§ SHORT TASK: Bring together all lines of the material below that contain the string "感谢您对社区秩序的维护".
------ RECORDS TO PROCESS
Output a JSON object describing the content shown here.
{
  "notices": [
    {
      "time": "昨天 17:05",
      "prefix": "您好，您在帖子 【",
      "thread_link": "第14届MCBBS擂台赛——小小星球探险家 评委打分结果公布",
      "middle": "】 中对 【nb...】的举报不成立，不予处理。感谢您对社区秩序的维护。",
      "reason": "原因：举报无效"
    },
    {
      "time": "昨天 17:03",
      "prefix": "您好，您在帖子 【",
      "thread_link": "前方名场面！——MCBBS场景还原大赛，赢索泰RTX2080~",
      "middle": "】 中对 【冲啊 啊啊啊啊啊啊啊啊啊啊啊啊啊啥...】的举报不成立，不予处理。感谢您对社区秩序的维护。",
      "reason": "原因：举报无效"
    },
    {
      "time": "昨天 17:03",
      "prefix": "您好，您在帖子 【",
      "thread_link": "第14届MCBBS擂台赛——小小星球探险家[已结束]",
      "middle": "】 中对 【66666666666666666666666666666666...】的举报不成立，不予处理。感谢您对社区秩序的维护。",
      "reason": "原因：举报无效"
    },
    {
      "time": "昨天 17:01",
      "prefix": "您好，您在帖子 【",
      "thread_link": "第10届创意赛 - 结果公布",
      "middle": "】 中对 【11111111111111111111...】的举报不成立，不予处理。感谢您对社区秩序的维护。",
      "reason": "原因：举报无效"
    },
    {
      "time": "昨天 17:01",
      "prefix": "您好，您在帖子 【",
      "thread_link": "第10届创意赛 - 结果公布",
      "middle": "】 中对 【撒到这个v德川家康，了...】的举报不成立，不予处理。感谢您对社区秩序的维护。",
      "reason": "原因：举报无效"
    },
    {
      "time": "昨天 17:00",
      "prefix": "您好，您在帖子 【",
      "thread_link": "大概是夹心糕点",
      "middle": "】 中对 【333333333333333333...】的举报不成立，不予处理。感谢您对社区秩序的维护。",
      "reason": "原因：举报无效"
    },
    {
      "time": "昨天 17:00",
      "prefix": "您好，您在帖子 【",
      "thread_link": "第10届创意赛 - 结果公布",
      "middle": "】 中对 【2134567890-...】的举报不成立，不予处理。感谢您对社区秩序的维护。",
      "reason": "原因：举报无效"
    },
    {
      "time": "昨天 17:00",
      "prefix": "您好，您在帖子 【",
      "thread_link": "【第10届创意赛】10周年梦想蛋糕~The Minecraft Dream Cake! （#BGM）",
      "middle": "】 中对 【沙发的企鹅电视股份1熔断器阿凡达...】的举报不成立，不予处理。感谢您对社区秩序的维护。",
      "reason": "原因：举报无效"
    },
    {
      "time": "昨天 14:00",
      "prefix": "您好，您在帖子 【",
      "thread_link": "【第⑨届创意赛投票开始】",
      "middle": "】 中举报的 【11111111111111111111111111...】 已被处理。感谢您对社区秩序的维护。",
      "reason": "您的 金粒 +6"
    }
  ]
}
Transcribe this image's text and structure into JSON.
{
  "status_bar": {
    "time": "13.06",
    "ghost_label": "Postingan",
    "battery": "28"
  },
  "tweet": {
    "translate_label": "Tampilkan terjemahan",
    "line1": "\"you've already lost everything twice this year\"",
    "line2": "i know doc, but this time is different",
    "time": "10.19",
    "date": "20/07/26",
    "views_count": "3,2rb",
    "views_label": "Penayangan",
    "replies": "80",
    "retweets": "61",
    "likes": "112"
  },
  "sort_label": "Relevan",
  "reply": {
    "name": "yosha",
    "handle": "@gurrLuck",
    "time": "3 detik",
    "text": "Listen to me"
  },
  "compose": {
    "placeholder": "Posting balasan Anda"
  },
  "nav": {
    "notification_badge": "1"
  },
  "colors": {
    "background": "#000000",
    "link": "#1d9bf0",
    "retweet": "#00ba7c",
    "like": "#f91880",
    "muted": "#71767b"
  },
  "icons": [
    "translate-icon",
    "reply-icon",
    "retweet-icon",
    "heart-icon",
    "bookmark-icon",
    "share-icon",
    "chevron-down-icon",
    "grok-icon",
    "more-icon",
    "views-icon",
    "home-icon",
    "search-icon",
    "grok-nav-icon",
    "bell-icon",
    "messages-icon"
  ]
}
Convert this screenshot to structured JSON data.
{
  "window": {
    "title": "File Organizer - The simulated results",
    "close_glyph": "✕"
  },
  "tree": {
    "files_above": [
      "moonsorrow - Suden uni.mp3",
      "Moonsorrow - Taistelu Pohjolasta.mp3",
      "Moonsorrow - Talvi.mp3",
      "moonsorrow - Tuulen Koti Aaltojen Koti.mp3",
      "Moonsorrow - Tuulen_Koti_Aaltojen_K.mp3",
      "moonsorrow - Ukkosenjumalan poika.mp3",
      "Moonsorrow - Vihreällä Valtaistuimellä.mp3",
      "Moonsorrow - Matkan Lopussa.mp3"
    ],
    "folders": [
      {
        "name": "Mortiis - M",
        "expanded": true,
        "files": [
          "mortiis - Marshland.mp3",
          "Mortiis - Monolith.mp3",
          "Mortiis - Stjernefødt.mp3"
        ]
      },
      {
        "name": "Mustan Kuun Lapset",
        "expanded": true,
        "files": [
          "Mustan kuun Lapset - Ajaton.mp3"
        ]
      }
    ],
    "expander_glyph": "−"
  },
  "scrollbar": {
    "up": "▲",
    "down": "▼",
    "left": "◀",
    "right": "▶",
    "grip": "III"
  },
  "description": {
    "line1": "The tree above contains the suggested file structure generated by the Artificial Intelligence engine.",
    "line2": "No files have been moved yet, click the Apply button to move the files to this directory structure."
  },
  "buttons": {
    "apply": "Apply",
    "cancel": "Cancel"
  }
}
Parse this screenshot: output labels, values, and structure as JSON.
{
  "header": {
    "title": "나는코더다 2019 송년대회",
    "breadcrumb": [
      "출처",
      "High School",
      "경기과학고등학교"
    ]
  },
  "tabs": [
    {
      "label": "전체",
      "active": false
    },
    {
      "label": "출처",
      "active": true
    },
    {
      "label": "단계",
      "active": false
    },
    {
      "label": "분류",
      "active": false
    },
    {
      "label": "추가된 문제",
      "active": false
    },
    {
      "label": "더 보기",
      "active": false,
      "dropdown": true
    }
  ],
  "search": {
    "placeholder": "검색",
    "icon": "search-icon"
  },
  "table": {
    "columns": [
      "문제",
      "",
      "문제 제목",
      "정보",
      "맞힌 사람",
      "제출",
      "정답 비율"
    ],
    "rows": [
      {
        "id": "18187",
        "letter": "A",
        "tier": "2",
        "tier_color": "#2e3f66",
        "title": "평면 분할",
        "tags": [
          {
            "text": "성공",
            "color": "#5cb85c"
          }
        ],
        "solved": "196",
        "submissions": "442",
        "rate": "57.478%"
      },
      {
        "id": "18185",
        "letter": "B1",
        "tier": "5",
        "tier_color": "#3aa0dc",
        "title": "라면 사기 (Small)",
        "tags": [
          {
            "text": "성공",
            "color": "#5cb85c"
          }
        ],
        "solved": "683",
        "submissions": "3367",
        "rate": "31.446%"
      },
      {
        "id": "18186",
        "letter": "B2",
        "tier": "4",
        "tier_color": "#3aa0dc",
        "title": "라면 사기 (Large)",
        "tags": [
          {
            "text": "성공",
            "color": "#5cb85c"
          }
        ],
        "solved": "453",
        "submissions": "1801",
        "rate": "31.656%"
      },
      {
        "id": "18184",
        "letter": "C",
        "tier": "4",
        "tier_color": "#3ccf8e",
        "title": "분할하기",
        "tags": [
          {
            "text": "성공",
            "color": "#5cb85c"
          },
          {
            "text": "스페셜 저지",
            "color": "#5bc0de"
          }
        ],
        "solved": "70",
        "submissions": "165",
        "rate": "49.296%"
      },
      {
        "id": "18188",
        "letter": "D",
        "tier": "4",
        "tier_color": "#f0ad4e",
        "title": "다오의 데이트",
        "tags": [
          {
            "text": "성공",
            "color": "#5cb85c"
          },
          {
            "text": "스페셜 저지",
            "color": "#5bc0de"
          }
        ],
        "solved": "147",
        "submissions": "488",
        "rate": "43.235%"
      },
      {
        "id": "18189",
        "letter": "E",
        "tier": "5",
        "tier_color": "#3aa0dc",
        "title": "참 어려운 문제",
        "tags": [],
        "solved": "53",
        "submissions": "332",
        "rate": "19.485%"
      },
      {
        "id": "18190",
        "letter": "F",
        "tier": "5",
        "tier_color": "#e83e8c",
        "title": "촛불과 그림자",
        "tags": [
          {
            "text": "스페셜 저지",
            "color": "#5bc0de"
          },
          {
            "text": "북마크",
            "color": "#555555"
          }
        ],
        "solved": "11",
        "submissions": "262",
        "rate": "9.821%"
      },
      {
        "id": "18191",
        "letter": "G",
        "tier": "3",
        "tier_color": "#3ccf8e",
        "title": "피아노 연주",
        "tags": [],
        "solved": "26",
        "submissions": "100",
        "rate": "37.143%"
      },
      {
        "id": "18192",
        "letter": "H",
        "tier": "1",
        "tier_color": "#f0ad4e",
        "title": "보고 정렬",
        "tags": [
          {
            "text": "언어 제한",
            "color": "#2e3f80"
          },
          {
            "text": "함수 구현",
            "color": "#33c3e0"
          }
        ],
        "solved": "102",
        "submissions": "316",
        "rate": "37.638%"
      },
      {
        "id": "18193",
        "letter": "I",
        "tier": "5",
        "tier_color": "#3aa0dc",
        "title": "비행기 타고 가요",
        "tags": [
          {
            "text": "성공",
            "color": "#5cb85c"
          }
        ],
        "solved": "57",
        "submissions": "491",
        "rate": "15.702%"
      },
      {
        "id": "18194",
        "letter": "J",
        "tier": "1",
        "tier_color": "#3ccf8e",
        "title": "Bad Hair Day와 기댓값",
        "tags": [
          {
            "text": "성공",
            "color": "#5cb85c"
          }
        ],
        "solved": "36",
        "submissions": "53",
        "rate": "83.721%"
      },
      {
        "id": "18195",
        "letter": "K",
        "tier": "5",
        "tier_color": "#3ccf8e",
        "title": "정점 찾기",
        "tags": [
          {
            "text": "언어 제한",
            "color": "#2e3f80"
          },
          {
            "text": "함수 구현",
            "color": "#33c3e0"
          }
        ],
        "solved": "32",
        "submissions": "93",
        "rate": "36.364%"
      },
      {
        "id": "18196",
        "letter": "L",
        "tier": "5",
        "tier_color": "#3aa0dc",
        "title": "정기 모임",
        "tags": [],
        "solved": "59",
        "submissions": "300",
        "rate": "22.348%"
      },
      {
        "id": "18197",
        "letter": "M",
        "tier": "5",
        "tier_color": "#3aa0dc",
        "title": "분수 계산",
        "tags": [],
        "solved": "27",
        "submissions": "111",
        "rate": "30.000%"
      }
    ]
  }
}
------------
§ OUTPUT:
      "middle": "】 中对 【nb...】的举报不成立，不予处理。感谢您对社区秩序的维护。",
      "middle": "】 中对 【冲啊 啊啊啊啊啊啊啊啊啊啊啊啊啊啥...】的举报不成立，不予处理。感谢您对社区秩序的维护。",
      "middle": "】 中对 【66666666666666666666666666666666...】的举报不成立，不予处理。感谢您对社区秩序的维护。",
      "middle": "】 中对 【11111111111111111111...】的举报不成立，不予处理。感谢您对社区秩序的维护。",
      "middle": "】 中对 【撒到这个v德川家康，了...】的举报不成立，不予处理。感谢您对社区秩序的维护。",
      "middle": "】 中对 【333333333333333333...】的举报不成立，不予处理。感谢您对社区秩序的维护。",
      "middle": "】 中对 【2134567890-...】的举报不成立，不予处理。感谢您对社区秩序的维护。",
      "middle": "】 中对 【沙发的企鹅电视股份1熔断器阿凡达...】的举报不成立，不予处理。感谢您对社区秩序的维护。",
      "middle": "】 中举报的 【11111111111111111111111111...】 已被处理。感谢您对社区秩序的维护。",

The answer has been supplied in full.